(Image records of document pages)
....

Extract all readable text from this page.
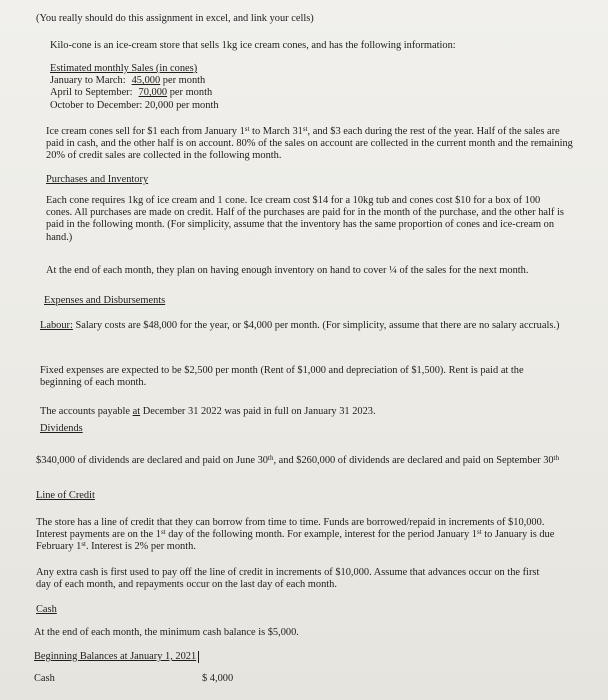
(You really should do this assignment in excel, and link your cells)

Kilo-cone is an ice-cream store that sells 1kg ice cream cones, and has the following information:

Estimated monthly Sales (in cones)
January to March: 45,000 per month
April to September: 70,000 per month
October to December: 20,000 per month

Ice cream cones sell for $1 each from January 1st to March 31st, and $3 each during the rest of the year. Half of the sales are paid in cash, and the other half is on account. 80% of the sales on account are collected in the current month and the remaining 20% of credit sales are collected in the following month.

Purchases and Inventory

Each cone requires 1kg of ice cream and 1 cone. Ice cream cost $14 for a 10kg tub and cones cost $10 for a box of 100 cones. All purchases are made on credit. Half of the purchases are paid for in the month of the purchase, and the other half is paid in the following month. (For simplicity, assume that the inventory has the same proportion of cones and ice-cream on hand.)

At the end of each month, they plan on having enough inventory on hand to cover ¼ of the sales for the next month.

Expenses and Disbursements

Labour: Salary costs are $48,000 for the year, or $4,000 per month. (For simplicity, assume that there are no salary accruals.)

Fixed expenses are expected to be $2,500 per month (Rent of $1,000 and depreciation of $1,500). Rent is paid at the beginning of each month.

The accounts payable at December 31 2022 was paid in full on January 31 2023.

Dividends

$340,000 of dividends are declared and paid on June 30th, and $260,000 of dividends are declared and paid on September 30th

Line of Credit

The store has a line of credit that they can borrow from time to time. Funds are borrowed/repaid in increments of $10,000. Interest payments are on the 1st day of the following month. For example, interest for the period January 1st to January is due February 1st. Interest is 2% per month.

Any extra cash is first used to pay off the line of credit in increments of $10,000. Assume that advances occur on the first day of each month, and repayments occur on the last day of each month.

Cash

At the end of each month, the minimum cash balance is $5,000.

Beginning Balances at January 1, 2021

Cash	$ 4,000
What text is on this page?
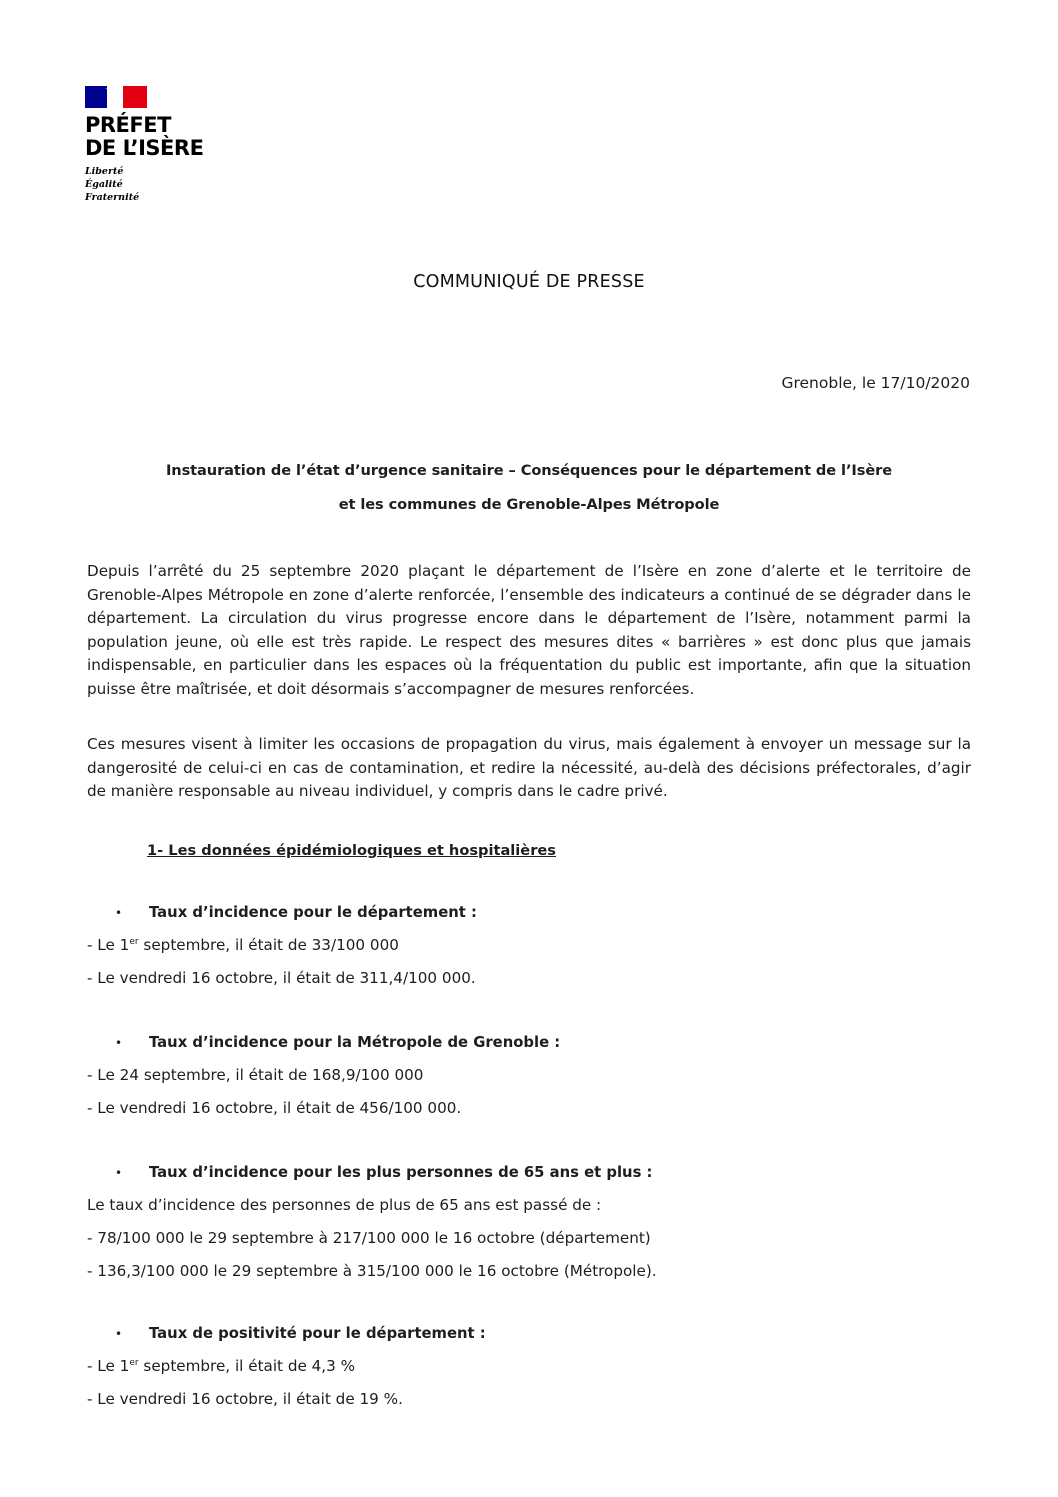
PRÉFET
DE L’ISÈRE
Liberté
Égalité
Fraternité
COMMUNIQUÉ DE PRESSE
Grenoble, le 17/10/2020
Instauration de l’état d’urgence sanitaire – Conséquences pour le département de l’Isère
et les communes de Grenoble-Alpes Métropole
Depuis l’arrêté du 25 septembre 2020 plaçant le département de l’Isère en zone d’alerte et le territoire de Grenoble-Alpes Métropole en zone d’alerte renforcée, l’ensemble des indicateurs a continué de se dégrader dans le département. La circulation du virus progresse encore dans le département de l’Isère, notamment parmi la population jeune, où elle est très rapide. Le respect des mesures dites « barrières » est donc plus que jamais indispensable, en particulier dans les espaces où la fréquentation du public est importante, afin que la situation puisse être maîtrisée, et doit désormais s’accompagner de mesures renforcées.
Ces mesures visent à limiter les occasions de propagation du virus, mais également à envoyer un message sur la dangerosité de celui-ci en cas de contamination, et redire la nécessité, au-delà des décisions préfectorales, d’agir de manière responsable au niveau individuel, y compris dans le cadre privé.
1- Les données épidémiologiques et hospitalières
• Taux d’incidence pour le département :
- Le 1er septembre, il était de 33/100 000
- Le vendredi 16 octobre, il était de 311,4/100 000.
• Taux d’incidence pour la Métropole de Grenoble :
- Le 24 septembre, il était de 168,9/100 000
- Le vendredi 16 octobre, il était de 456/100 000.
• Taux d’incidence pour les plus personnes de 65 ans et plus :
Le taux d’incidence des personnes de plus de 65 ans est passé de :
- 78/100 000 le 29 septembre à 217/100 000 le 16 octobre (département)
- 136,3/100 000 le 29 septembre à 315/100 000 le 16 octobre (Métropole).
• Taux de positivité pour le département :
- Le 1er septembre, il était de 4,3 %
- Le vendredi 16 octobre, il était de 19 %.
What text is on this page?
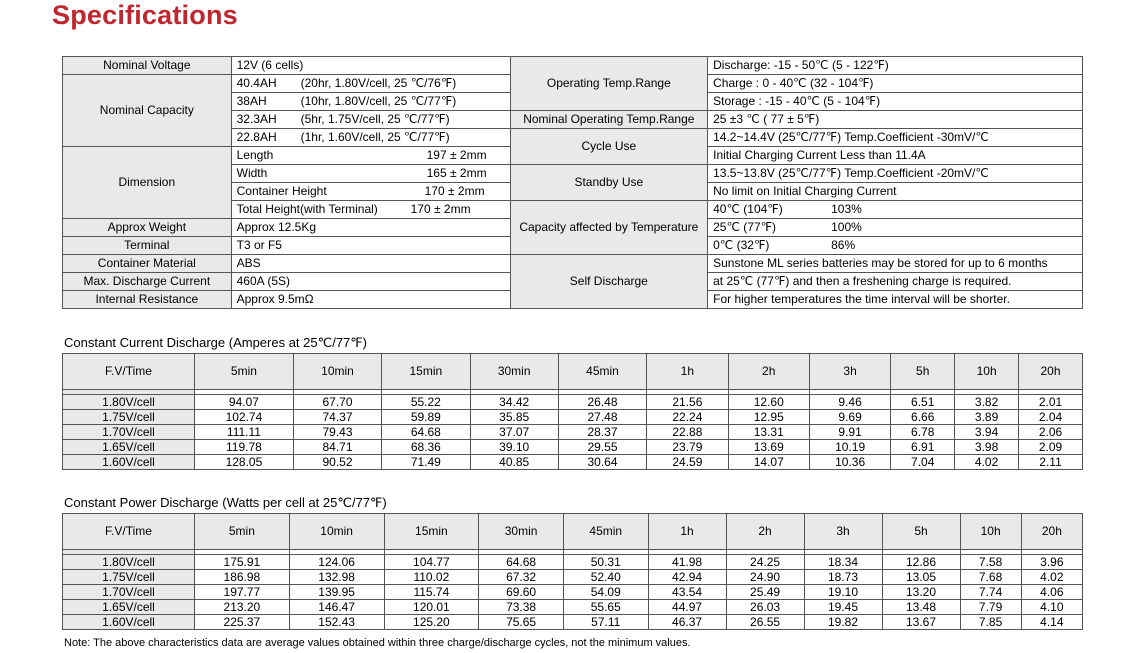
Specifications
Nominal Voltage	12V (6 cells)	Operating Temp.Range	Discharge: -15 - 50℃ (5 - 122℉)
Nominal Capacity	40.4AH (20hr, 1.80V/cell, 25 ℃/76℉)		Charge : 0 - 40℃ (32 - 104℉)
	38AH (10hr, 1.80V/cell, 25 ℃/77℉)		Storage : -15 - 40℃ (5 - 104℉)
	32.3AH (5hr, 1.75V/cell, 25 ℃/77℉)	Nominal Operating Temp.Range	25 ±3 ℃ ( 77 ± 5℉)
	22.8AH (1hr, 1.60V/cell, 25 ℃/77℉)	Cycle Use	14.2~14.4V (25℃/77℉) Temp.Coefficient -30mV/℃
Dimension	Length 197 ± 2mm		Initial Charging Current Less than 11.4A
	Width 165 ± 2mm	Standby Use	13.5~13.8V (25℃/77℉) Temp.Coefficient -20mV/℃
	Container Height 170 ± 2mm		No limit on Initial Charging Current
	Total Height(with Terminal) 170 ± 2mm	Capacity affected by Temperature	40℃ (104℉) 103%
Approx Weight	Approx 12.5Kg		25℃ (77℉) 100%
Terminal	T3 or F5		0℃ (32℉) 86%
Container Material	ABS	Self Discharge	Sunstone ML series batteries may be stored for up to 6 months
Max. Discharge Current	460A (5S)		at 25℃ (77℉) and then a freshening charge is required.
Internal Resistance	Approx 9.5mΩ		For higher temperatures the time interval will be shorter.
Constant Current Discharge (Amperes at 25℃/77℉)
F.V/Time	5min	10min	15min	30min	45min	1h	2h	3h	5h	10h	20h

1.80V/cell	94.07	67.70	55.22	34.42	26.48	21.56	12.60	9.46	6.51	3.82	2.01
1.75V/cell	102.74	74.37	59.89	35.85	27.48	22.24	12.95	9.69	6.66	3.89	2.04
1.70V/cell	111.11	79.43	64.68	37.07	28.37	22.88	13.31	9.91	6.78	3.94	2.06
1.65V/cell	119.78	84.71	68.36	39.10	29.55	23.79	13.69	10.19	6.91	3.98	2.09
1.60V/cell	128.05	90.52	71.49	40.85	30.64	24.59	14.07	10.36	7.04	4.02	2.11
Constant Power Discharge (Watts per cell at 25℃/77℉)
F.V/Time	5min	10min	15min	30min	45min	1h	2h	3h	5h	10h	20h

1.80V/cell	175.91	124.06	104.77	64.68	50.31	41.98	24.25	18.34	12.86	7.58	3.96
1.75V/cell	186.98	132.98	110.02	67.32	52.40	42.94	24.90	18.73	13.05	7.68	4.02
1.70V/cell	197.77	139.95	115.74	69.60	54.09	43.54	25.49	19.10	13.20	7.74	4.06
1.65V/cell	213.20	146.47	120.01	73.38	55.65	44.97	26.03	19.45	13.48	7.79	4.10
1.60V/cell	225.37	152.43	125.20	75.65	57.11	46.37	26.55	19.82	13.67	7.85	4.14
Note: The above characteristics data are average values obtained within three charge/discharge cycles, not the minimum values.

....

Assigned task: Give back all of the entries verbatim, but without pictures.

The answer:
Extract all readable text from this page.
(You really should do this assignment in excel, and link your cells)

Kilo-cone is an ice-cream store that sells 1kg ice cream cones, and has the following information:

Estimated monthly Sales (in cones)
January to March: 45,000 per month
April to September: 70,000 per month
October to December: 20,000 per month

Ice cream cones sell for $1 each from January 1st to March 31st, and $3 each during the rest of the year. Half of the sales are paid in cash, and the other half is on account. 80% of the sales on account are collected in the current month and the remaining 20% of credit sales are collected in the following month.

Purchases and Inventory

Each cone requires 1kg of ice cream and 1 cone. Ice cream cost $14 for a 10kg tub and cones cost $10 for a box of 100 cones. All purchases are made on credit. Half of the purchases are paid for in the month of the purchase, and the other half is paid in the following month. (For simplicity, assume that the inventory has the same proportion of cones and ice-cream on hand.)

At the end of each month, they plan on having enough inventory on hand to cover ¼ of the sales for the next month.

Expenses and Disbursements

Labour: Salary costs are $48,000 for the year, or $4,000 per month. (For simplicity, assume that there are no salary accruals.)

Fixed expenses are expected to be $2,500 per month (Rent of $1,000 and depreciation of $1,500). Rent is paid at the beginning of each month.

The accounts payable at December 31 2022 was paid in full on January 31 2023.

Dividends

$340,000 of dividends are declared and paid on June 30th, and $260,000 of dividends are declared and paid on September 30th

Line of Credit

The store has a line of credit that they can borrow from time to time. Funds are borrowed/repaid in increments of $10,000. Interest payments are on the 1st day of the following month. For example, interest for the period January 1st to January is due February 1st. Interest is 2% per month.

Any extra cash is first used to pay off the line of credit in increments of $10,000. Assume that advances occur on the first day of each month, and repayments occur on the last day of each month.

Cash

At the end of each month, the minimum cash balance is $5,000.

Beginning Balances at January 1, 2021

Cash	$ 4,000
What text is on this page?
PRÉFET
DE L’ISÈRE
Liberté
Égalité
Fraternité
COMMUNIQUÉ DE PRESSE
Grenoble, le 17/10/2020
Instauration de l’état d’urgence sanitaire – Conséquences pour le département de l’Isère
et les communes de Grenoble-Alpes Métropole
Depuis l’arrêté du 25 septembre 2020 plaçant le département de l’Isère en zone d’alerte et le territoire de Grenoble-Alpes Métropole en zone d’alerte renforcée, l’ensemble des indicateurs a continué de se dégrader dans le département. La circulation du virus progresse encore dans le département de l’Isère, notamment parmi la population jeune, où elle est très rapide. Le respect des mesures dites « barrières » est donc plus que jamais indispensable, en particulier dans les espaces où la fréquentation du public est importante, afin que la situation puisse être maîtrisée, et doit désormais s’accompagner de mesures renforcées.
Ces mesures visent à limiter les occasions de propagation du virus, mais également à envoyer un message sur la dangerosité de celui-ci en cas de contamination, et redire la nécessité, au-delà des décisions préfectorales, d’agir de manière responsable au niveau individuel, y compris dans le cadre privé.
1- Les données épidémiologiques et hospitalières
• Taux d’incidence pour le département :
- Le 1er septembre, il était de 33/100 000
- Le vendredi 16 octobre, il était de 311,4/100 000.
• Taux d’incidence pour la Métropole de Grenoble :
- Le 24 septembre, il était de 168,9/100 000
- Le vendredi 16 octobre, il était de 456/100 000.
• Taux d’incidence pour les plus personnes de 65 ans et plus :
Le taux d’incidence des personnes de plus de 65 ans est passé de :
- 78/100 000 le 29 septembre à 217/100 000 le 16 octobre (département)
- 136,3/100 000 le 29 septembre à 315/100 000 le 16 octobre (Métropole).
• Taux de positivité pour le département :
- Le 1er septembre, il était de 4,3 %
- Le vendredi 16 octobre, il était de 19 %.
What text is on this page?
Specifications
Nominal Voltage	12V (6 cells)	Operating Temp.Range	Discharge: -15 - 50℃ (5 - 122℉)
Nominal Capacity	40.4AH (20hr, 1.80V/cell, 25 ℃/76℉)		Charge : 0 - 40℃ (32 - 104℉)
	38AH (10hr, 1.80V/cell, 25 ℃/77℉)		Storage : -15 - 40℃ (5 - 104℉)
	32.3AH (5hr, 1.75V/cell, 25 ℃/77℉)	Nominal Operating Temp.Range	25 ±3 ℃ ( 77 ± 5℉)
	22.8AH (1hr, 1.60V/cell, 25 ℃/77℉)	Cycle Use	14.2~14.4V (25℃/77℉) Temp.Coefficient -30mV/℃
Dimension	Length 197 ± 2mm		Initial Charging Current Less than 11.4A
	Width 165 ± 2mm	Standby Use	13.5~13.8V (25℃/77℉) Temp.Coefficient -20mV/℃
	Container Height 170 ± 2mm		No limit on Initial Charging Current
	Total Height(with Terminal) 170 ± 2mm	Capacity affected by Temperature	40℃ (104℉) 103%
Approx Weight	Approx 12.5Kg		25℃ (77℉) 100%
Terminal	T3 or F5		0℃ (32℉) 86%
Container Material	ABS	Self Discharge	Sunstone ML series batteries may be stored for up to 6 months
Max. Discharge Current	460A (5S)		at 25℃ (77℉) and then a freshening charge is required.
Internal Resistance	Approx 9.5mΩ		For higher temperatures the time interval will be shorter.
Constant Current Discharge (Amperes at 25℃/77℉)
F.V/Time	5min	10min	15min	30min	45min	1h	2h	3h	5h	10h	20h

1.80V/cell	94.07	67.70	55.22	34.42	26.48	21.56	12.60	9.46	6.51	3.82	2.01
1.75V/cell	102.74	74.37	59.89	35.85	27.48	22.24	12.95	9.69	6.66	3.89	2.04
1.70V/cell	111.11	79.43	64.68	37.07	28.37	22.88	13.31	9.91	6.78	3.94	2.06
1.65V/cell	119.78	84.71	68.36	39.10	29.55	23.79	13.69	10.19	6.91	3.98	2.09
1.60V/cell	128.05	90.52	71.49	40.85	30.64	24.59	14.07	10.36	7.04	4.02	2.11
Constant Power Discharge (Watts per cell at 25℃/77℉)
F.V/Time	5min	10min	15min	30min	45min	1h	2h	3h	5h	10h	20h

1.80V/cell	175.91	124.06	104.77	64.68	50.31	41.98	24.25	18.34	12.86	7.58	3.96
1.75V/cell	186.98	132.98	110.02	67.32	52.40	42.94	24.90	18.73	13.05	7.68	4.02
1.70V/cell	197.77	139.95	115.74	69.60	54.09	43.54	25.49	19.10	13.20	7.74	4.06
1.65V/cell	213.20	146.47	120.01	73.38	55.65	44.97	26.03	19.45	13.48	7.79	4.10
1.60V/cell	225.37	152.43	125.20	75.65	57.11	46.37	26.55	19.82	13.67	7.85	4.14
Note: The above characteristics data are average values obtained within three charge/discharge cycles, not the minimum values.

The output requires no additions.